Reproduce every entry below precisely; do not include the pictures.

::::::

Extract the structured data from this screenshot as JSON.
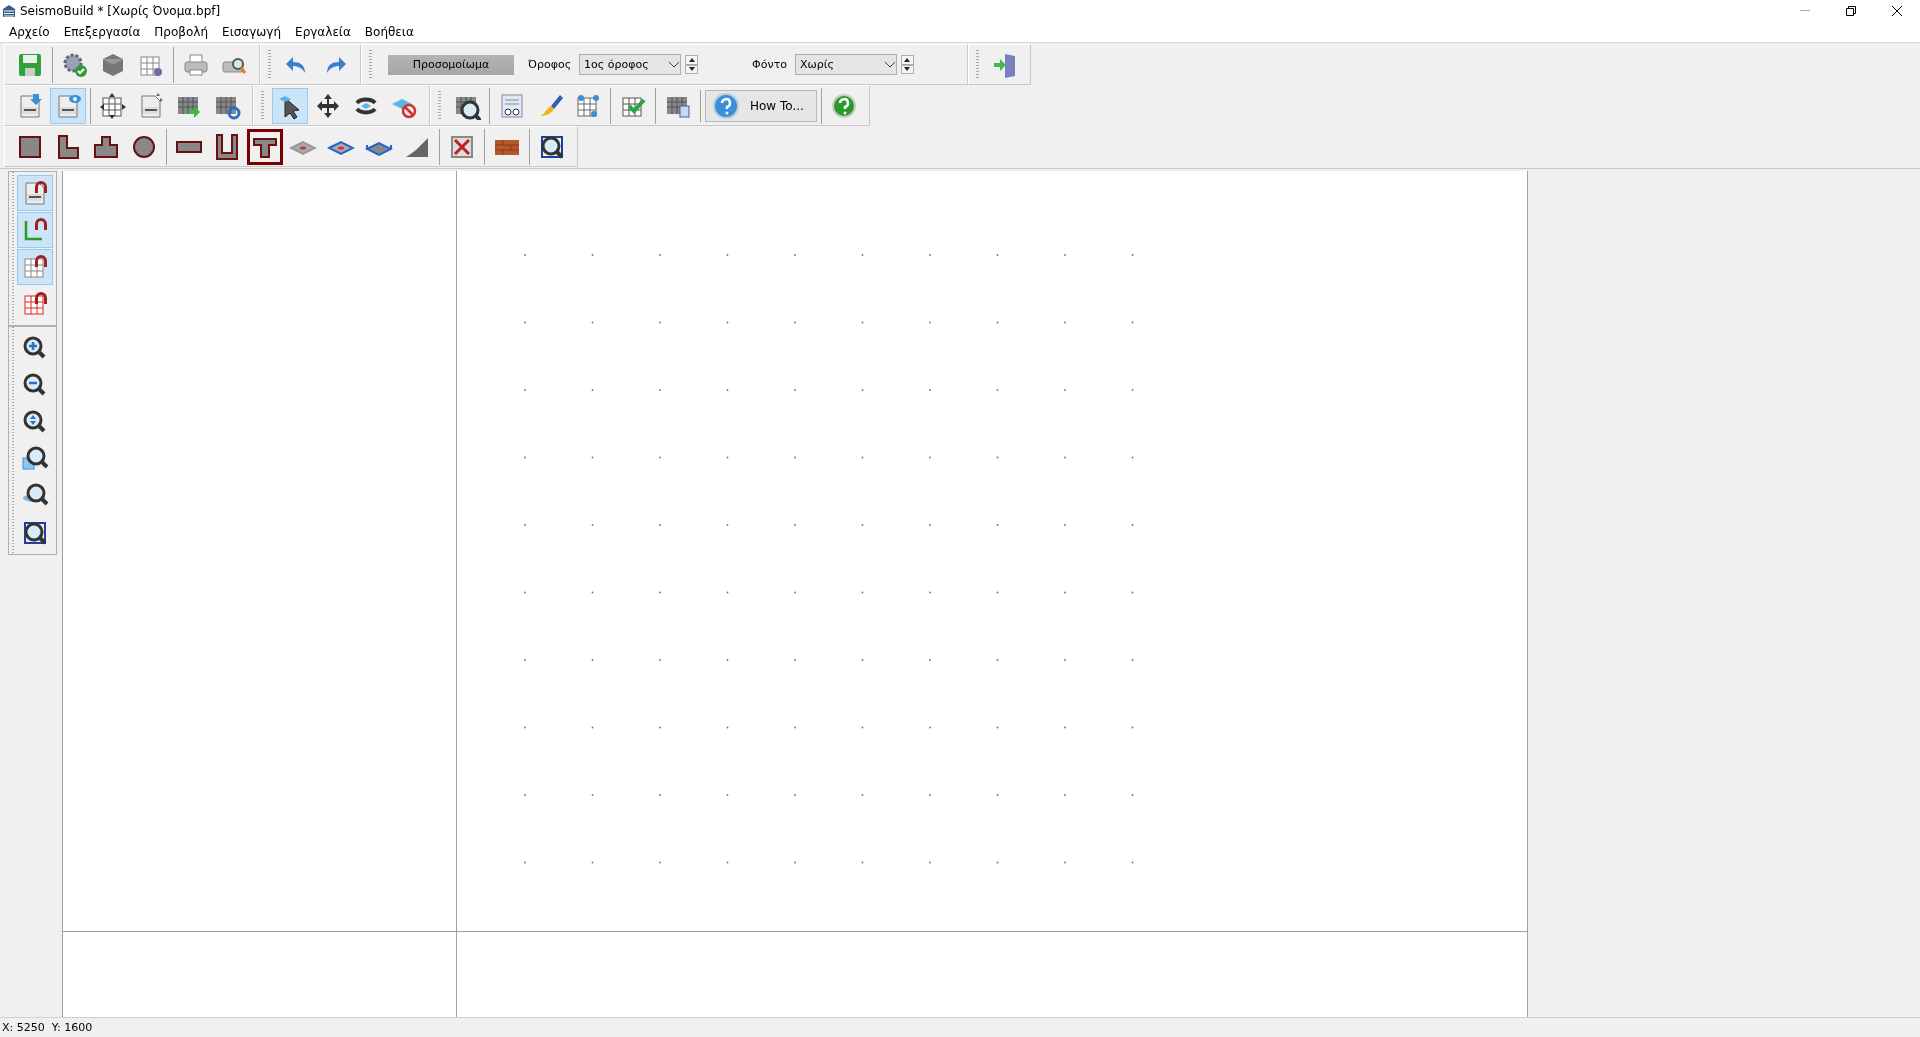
{
  "window": {
    "title": "SeismoBuild * [Χωρίς Όνομα.bpf]"
  },
  "menu": [
    "Αρχείο",
    "Επεξεργασία",
    "Προβολή",
    "Εισαγωγή",
    "Εργαλεία",
    "Βοήθεια"
  ],
  "toolbar_rows": [
    {
      "groups": [
        [
          {
            "kind": "button",
            "selected": false
          }
        ],
        [
          {
            "kind": "button",
            "selected": false
          },
          {
            "kind": "button",
            "selected": false
          },
          {
            "kind": "button",
            "selected": false
          }
        ],
        [
          {
            "kind": "button",
            "selected": false
          },
          {
            "kind": "button",
            "selected": false
          }
        ],
        [
          {
            "kind": "handle"
          },
          {
            "kind": "button",
            "selected": false
          },
          {
            "kind": "button",
            "selected": false
          }
        ],
        [
          {
            "kind": "handle"
          },
          {
            "kind": "wide",
            "label": "Προσομοίωμα"
          },
          {
            "kind": "label",
            "label": "Όροφος"
          },
          {
            "kind": "select",
            "value": "1ος όροφος"
          },
          {
            "kind": "spinner"
          },
          {
            "kind": "label",
            "label": "Φόντο"
          },
          {
            "kind": "select",
            "value": "Χωρίς"
          },
          {
            "kind": "spinner"
          }
        ],
        [
          {
            "kind": "handle"
          },
          {
            "kind": "button",
            "selected": false
          }
        ]
      ]
    },
    {
      "groups": [
        [
          {
            "kind": "button",
            "selected": false
          },
          {
            "kind": "button",
            "selected": true
          }
        ],
        [
          {
            "kind": "button",
            "selected": false
          },
          {
            "kind": "button",
            "selected": false
          },
          {
            "kind": "button",
            "selected": false
          },
          {
            "kind": "button",
            "selected": false
          }
        ],
        [
          {
            "kind": "handle"
          },
          {
            "kind": "button",
            "selected": true
          },
          {
            "kind": "button",
            "selected": false
          },
          {
            "kind": "button",
            "selected": false
          },
          {
            "kind": "button",
            "selected": false
          }
        ],
        [
          {
            "kind": "handle"
          },
          {
            "kind": "button",
            "selected": false
          }
        ],
        [
          {
            "kind": "button",
            "selected": false
          },
          {
            "kind": "button",
            "selected": false
          },
          {
            "kind": "button",
            "selected": false
          }
        ],
        [
          {
            "kind": "button",
            "selected": false
          }
        ],
        [
          {
            "kind": "button",
            "selected": false
          }
        ],
        [
          {
            "kind": "howto",
            "label": "How To..."
          }
        ],
        [
          {
            "kind": "button",
            "selected": false
          }
        ]
      ]
    },
    {
      "groups": [
        [
          {
            "kind": "button",
            "selected": false
          },
          {
            "kind": "button",
            "selected": false
          },
          {
            "kind": "button",
            "selected": false
          },
          {
            "kind": "button",
            "selected": false
          }
        ],
        [
          {
            "kind": "button",
            "selected": false
          },
          {
            "kind": "button",
            "selected": false
          },
          {
            "kind": "button",
            "selected": true
          },
          {
            "kind": "button",
            "selected": false
          },
          {
            "kind": "button",
            "selected": false
          },
          {
            "kind": "button",
            "selected": false
          },
          {
            "kind": "button",
            "selected": false
          }
        ],
        [
          {
            "kind": "button",
            "selected": false
          }
        ],
        [
          {
            "kind": "button",
            "selected": false
          }
        ],
        [
          {
            "kind": "button",
            "selected": false
          }
        ]
      ]
    }
  ],
  "side_toolbars": [
    [
      {
        "selected": true
      },
      {
        "selected": true
      },
      {
        "selected": true
      },
      {
        "selected": false
      }
    ],
    [
      {
        "selected": false
      },
      {
        "selected": false
      },
      {
        "selected": false
      },
      {
        "selected": false
      },
      {
        "selected": false
      },
      {
        "selected": false
      }
    ]
  ],
  "status_bar": {
    "text": "X: 5250  Y: 1600"
  }
}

::::::

> Result of this task
Extract the structured data from this screenshot as JSON.
{
  "window": {
    "title": "SeismoBuild * [Χωρίς Όνομα.bpf]"
  },
  "menu": [
    "Αρχείο",
    "Επεξεργασία",
    "Προβολή",
    "Εισαγωγή",
    "Εργαλεία",
    "Βοήθεια"
  ],
  "toolbar_rows": [
    {
      "groups": [
        [
          {
            "kind": "button",
            "selected": false
          }
        ],
        [
          {
            "kind": "button",
            "selected": false
          },
          {
            "kind": "button",
            "selected": false
          },
          {
            "kind": "button",
            "selected": false
          }
        ],
        [
          {
            "kind": "button",
            "selected": false
          },
          {
            "kind": "button",
            "selected": false
          }
        ],
        [
          {
            "kind": "handle"
          },
          {
            "kind": "button",
            "selected": false
          },
          {
            "kind": "button",
            "selected": false
          }
        ],
        [
          {
            "kind": "handle"
          },
          {
            "kind": "wide",
            "label": "Προσομοίωμα"
          },
          {
            "kind": "label",
            "label": "Όροφος"
          },
          {
            "kind": "select",
            "value": "1ος όροφος"
          },
          {
            "kind": "spinner"
          },
          {
            "kind": "label",
            "label": "Φόντο"
          },
          {
            "kind": "select",
            "value": "Χωρίς"
          },
          {
            "kind": "spinner"
          }
        ],
        [
          {
            "kind": "handle"
          },
          {
            "kind": "button",
            "selected": false
          }
        ]
      ]
    },
    {
      "groups": [
        [
          {
            "kind": "button",
            "selected": false
          },
          {
            "kind": "button",
            "selected": true
          }
        ],
        [
          {
            "kind": "button",
            "selected": false
          },
          {
            "kind": "button",
            "selected": false
          },
          {
            "kind": "button",
            "selected": false
          },
          {
            "kind": "button",
            "selected": false
          }
        ],
        [
          {
            "kind": "handle"
          },
          {
            "kind": "button",
            "selected": true
          },
          {
            "kind": "button",
            "selected": false
          },
          {
            "kind": "button",
            "selected": false
          },
          {
            "kind": "button",
            "selected": false
          }
        ],
        [
          {
            "kind": "handle"
          },
          {
            "kind": "button",
            "selected": false
          }
        ],
        [
          {
            "kind": "button",
            "selected": false
          },
          {
            "kind": "button",
            "selected": false
          },
          {
            "kind": "button",
            "selected": false
          }
        ],
        [
          {
            "kind": "button",
            "selected": false
          }
        ],
        [
          {
            "kind": "button",
            "selected": false
          }
        ],
        [
          {
            "kind": "howto",
            "label": "How To..."
          }
        ],
        [
          {
            "kind": "button",
            "selected": false
          }
        ]
      ]
    },
    {
      "groups": [
        [
          {
            "kind": "button",
            "selected": false
          },
          {
            "kind": "button",
            "selected": false
          },
          {
            "kind": "button",
            "selected": false
          },
          {
            "kind": "button",
            "selected": false
          }
        ],
        [
          {
            "kind": "button",
            "selected": false
          },
          {
            "kind": "button",
            "selected": false
          },
          {
            "kind": "button",
            "selected": true
          },
          {
            "kind": "button",
            "selected": false
          },
          {
            "kind": "button",
            "selected": false
          },
          {
            "kind": "button",
            "selected": false
          },
          {
            "kind": "button",
            "selected": false
          }
        ],
        [
          {
            "kind": "button",
            "selected": false
          }
        ],
        [
          {
            "kind": "button",
            "selected": false
          }
        ],
        [
          {
            "kind": "button",
            "selected": false
          }
        ]
      ]
    }
  ],
  "side_toolbars": [
    [
      {
        "selected": true
      },
      {
        "selected": true
      },
      {
        "selected": true
      },
      {
        "selected": false
      }
    ],
    [
      {
        "selected": false
      },
      {
        "selected": false
      },
      {
        "selected": false
      },
      {
        "selected": false
      },
      {
        "selected": false
      },
      {
        "selected": false
      }
    ]
  ],
  "status_bar": {
    "text": "X: 5250  Y: 1600"
  }
}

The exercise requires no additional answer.